— Start Dataset records —

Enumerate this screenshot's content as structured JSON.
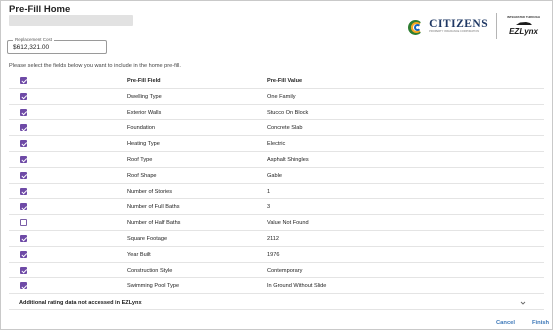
{
  "header": {
    "title": "Pre-Fill Home"
  },
  "replacement_cost": {
    "label": "Replacement Cost",
    "value": "$612,321.00"
  },
  "logos": {
    "citizens_name": "CITIZENS",
    "citizens_sub": "PROPERTY INSURANCE CORPORATION",
    "ezlynx_top": "INTEGRATED THROUGH",
    "ezlynx_name": "EZLynx"
  },
  "instructions": "Please select the fields below you want to include in the home pre-fill.",
  "table": {
    "header": {
      "field": "Pre-Fill Field",
      "value": "Pre-Fill Value",
      "checked": true
    },
    "rows": [
      {
        "field": "Dwelling Type",
        "value": "One Family",
        "checked": true
      },
      {
        "field": "Exterior Walls",
        "value": "Stucco On Block",
        "checked": true
      },
      {
        "field": "Foundation",
        "value": "Concrete Slab",
        "checked": true
      },
      {
        "field": "Heating Type",
        "value": "Electric",
        "checked": true
      },
      {
        "field": "Roof Type",
        "value": "Asphalt Shingles",
        "checked": true
      },
      {
        "field": "Roof Shape",
        "value": "Gable",
        "checked": true
      },
      {
        "field": "Number of Stories",
        "value": "1",
        "checked": true
      },
      {
        "field": "Number of Full Baths",
        "value": "3",
        "checked": true
      },
      {
        "field": "Number of Half Baths",
        "value": "Value Not Found",
        "checked": false
      },
      {
        "field": "Square Footage",
        "value": "2112",
        "checked": true
      },
      {
        "field": "Year Built",
        "value": "1976",
        "checked": true
      },
      {
        "field": "Construction Style",
        "value": "Contemporary",
        "checked": true
      },
      {
        "field": "Swimming Pool Type",
        "value": "In Ground Without Slide",
        "checked": true
      }
    ]
  },
  "accordion": {
    "label": "Additional rating data not accessed in EZLynx"
  },
  "footer": {
    "cancel_label": "Cancel",
    "finish_label": "Finish"
  },
  "colors": {
    "checkbox": "#6e4aa6",
    "button_text": "#3d78b8",
    "citizens_text": "#1f3864"
  }
}
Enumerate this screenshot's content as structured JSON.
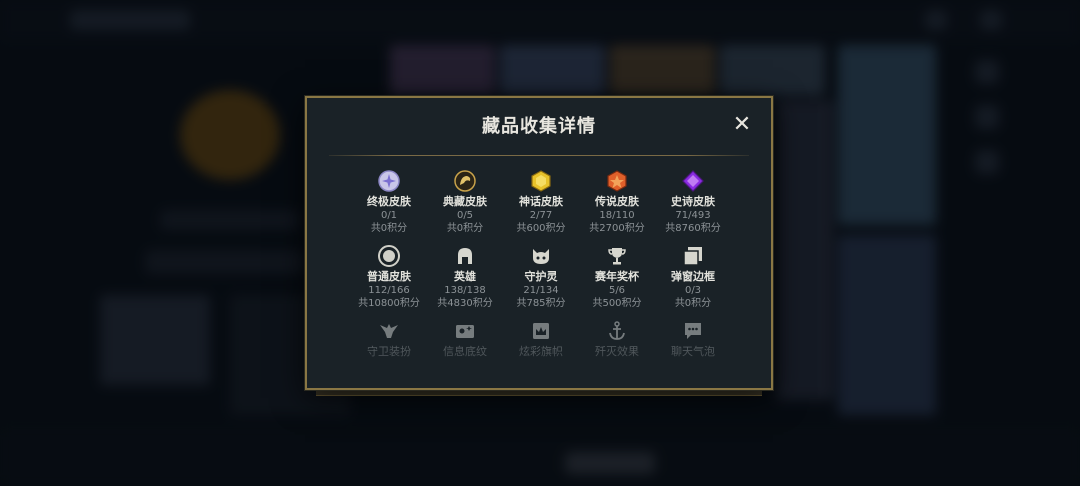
{
  "modal": {
    "title": "藏品收集详情",
    "close_label": "✕"
  },
  "collection": [
    {
      "icon": "ultimate-skin-icon",
      "name": "终极皮肤",
      "count": "0/1",
      "points": "共0积分"
    },
    {
      "icon": "prestige-skin-icon",
      "name": "典藏皮肤",
      "count": "0/5",
      "points": "共0积分"
    },
    {
      "icon": "mythic-skin-icon",
      "name": "神话皮肤",
      "count": "2/77",
      "points": "共600积分"
    },
    {
      "icon": "legendary-skin-icon",
      "name": "传说皮肤",
      "count": "18/110",
      "points": "共2700积分"
    },
    {
      "icon": "epic-skin-icon",
      "name": "史诗皮肤",
      "count": "71/493",
      "points": "共8760积分"
    },
    {
      "icon": "standard-skin-icon",
      "name": "普通皮肤",
      "count": "112/166",
      "points": "共10800积分"
    },
    {
      "icon": "champion-helmet-icon",
      "name": "英雄",
      "count": "138/138",
      "points": "共4830积分"
    },
    {
      "icon": "ward-guardian-icon",
      "name": "守护灵",
      "count": "21/134",
      "points": "共785积分"
    },
    {
      "icon": "trophy-icon",
      "name": "赛年奖杯",
      "count": "5/6",
      "points": "共500积分"
    },
    {
      "icon": "border-frame-icon",
      "name": "弹窗边框",
      "count": "0/3",
      "points": "共0积分"
    },
    {
      "icon": "guardian-emblem-icon",
      "name": "守卫装扮",
      "count": "",
      "points": ""
    },
    {
      "icon": "profile-card-icon",
      "name": "信息底纹",
      "count": "",
      "points": ""
    },
    {
      "icon": "crown-banner-icon",
      "name": "炫彩旗帜",
      "count": "",
      "points": ""
    },
    {
      "icon": "anchor-icon",
      "name": "歼灭效果",
      "count": "",
      "points": ""
    },
    {
      "icon": "chat-bubble-icon",
      "name": "聊天气泡",
      "count": "",
      "points": ""
    }
  ],
  "colors": {
    "modal_border": "#8a7744",
    "modal_bg": "#1a2227",
    "gold": "#c8a24a",
    "epic_purple": "#8a2be2",
    "legendary_orange": "#e0602a",
    "mythic_yellow": "#e8c22a"
  }
}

— End Dataset records —

What to do:
Quote the records in full and exactly; skip any image.

Task result:
Enumerate this screenshot's content as structured JSON.
{
  "header": {
    "title": "Pre-Fill Home"
  },
  "replacement_cost": {
    "label": "Replacement Cost",
    "value": "$612,321.00"
  },
  "logos": {
    "citizens_name": "CITIZENS",
    "citizens_sub": "PROPERTY INSURANCE CORPORATION",
    "ezlynx_top": "INTEGRATED THROUGH",
    "ezlynx_name": "EZLynx"
  },
  "instructions": "Please select the fields below you want to include in the home pre-fill.",
  "table": {
    "header": {
      "field": "Pre-Fill Field",
      "value": "Pre-Fill Value",
      "checked": true
    },
    "rows": [
      {
        "field": "Dwelling Type",
        "value": "One Family",
        "checked": true
      },
      {
        "field": "Exterior Walls",
        "value": "Stucco On Block",
        "checked": true
      },
      {
        "field": "Foundation",
        "value": "Concrete Slab",
        "checked": true
      },
      {
        "field": "Heating Type",
        "value": "Electric",
        "checked": true
      },
      {
        "field": "Roof Type",
        "value": "Asphalt Shingles",
        "checked": true
      },
      {
        "field": "Roof Shape",
        "value": "Gable",
        "checked": true
      },
      {
        "field": "Number of Stories",
        "value": "1",
        "checked": true
      },
      {
        "field": "Number of Full Baths",
        "value": "3",
        "checked": true
      },
      {
        "field": "Number of Half Baths",
        "value": "Value Not Found",
        "checked": false
      },
      {
        "field": "Square Footage",
        "value": "2112",
        "checked": true
      },
      {
        "field": "Year Built",
        "value": "1976",
        "checked": true
      },
      {
        "field": "Construction Style",
        "value": "Contemporary",
        "checked": true
      },
      {
        "field": "Swimming Pool Type",
        "value": "In Ground Without Slide",
        "checked": true
      }
    ]
  },
  "accordion": {
    "label": "Additional rating data not accessed in EZLynx"
  },
  "footer": {
    "cancel_label": "Cancel",
    "finish_label": "Finish"
  },
  "colors": {
    "checkbox": "#6e4aa6",
    "button_text": "#3d78b8",
    "citizens_text": "#1f3864"
  }
}
Enumerate this screenshot's content as structured JSON.
{
  "modal": {
    "title": "藏品收集详情",
    "close_label": "✕"
  },
  "collection": [
    {
      "icon": "ultimate-skin-icon",
      "name": "终极皮肤",
      "count": "0/1",
      "points": "共0积分"
    },
    {
      "icon": "prestige-skin-icon",
      "name": "典藏皮肤",
      "count": "0/5",
      "points": "共0积分"
    },
    {
      "icon": "mythic-skin-icon",
      "name": "神话皮肤",
      "count": "2/77",
      "points": "共600积分"
    },
    {
      "icon": "legendary-skin-icon",
      "name": "传说皮肤",
      "count": "18/110",
      "points": "共2700积分"
    },
    {
      "icon": "epic-skin-icon",
      "name": "史诗皮肤",
      "count": "71/493",
      "points": "共8760积分"
    },
    {
      "icon": "standard-skin-icon",
      "name": "普通皮肤",
      "count": "112/166",
      "points": "共10800积分"
    },
    {
      "icon": "champion-helmet-icon",
      "name": "英雄",
      "count": "138/138",
      "points": "共4830积分"
    },
    {
      "icon": "ward-guardian-icon",
      "name": "守护灵",
      "count": "21/134",
      "points": "共785积分"
    },
    {
      "icon": "trophy-icon",
      "name": "赛年奖杯",
      "count": "5/6",
      "points": "共500积分"
    },
    {
      "icon": "border-frame-icon",
      "name": "弹窗边框",
      "count": "0/3",
      "points": "共0积分"
    },
    {
      "icon": "guardian-emblem-icon",
      "name": "守卫装扮",
      "count": "",
      "points": ""
    },
    {
      "icon": "profile-card-icon",
      "name": "信息底纹",
      "count": "",
      "points": ""
    },
    {
      "icon": "crown-banner-icon",
      "name": "炫彩旗帜",
      "count": "",
      "points": ""
    },
    {
      "icon": "anchor-icon",
      "name": "歼灭效果",
      "count": "",
      "points": ""
    },
    {
      "icon": "chat-bubble-icon",
      "name": "聊天气泡",
      "count": "",
      "points": ""
    }
  ],
  "colors": {
    "modal_border": "#8a7744",
    "modal_bg": "#1a2227",
    "gold": "#c8a24a",
    "epic_purple": "#8a2be2",
    "legendary_orange": "#e0602a",
    "mythic_yellow": "#e8c22a"
  }
}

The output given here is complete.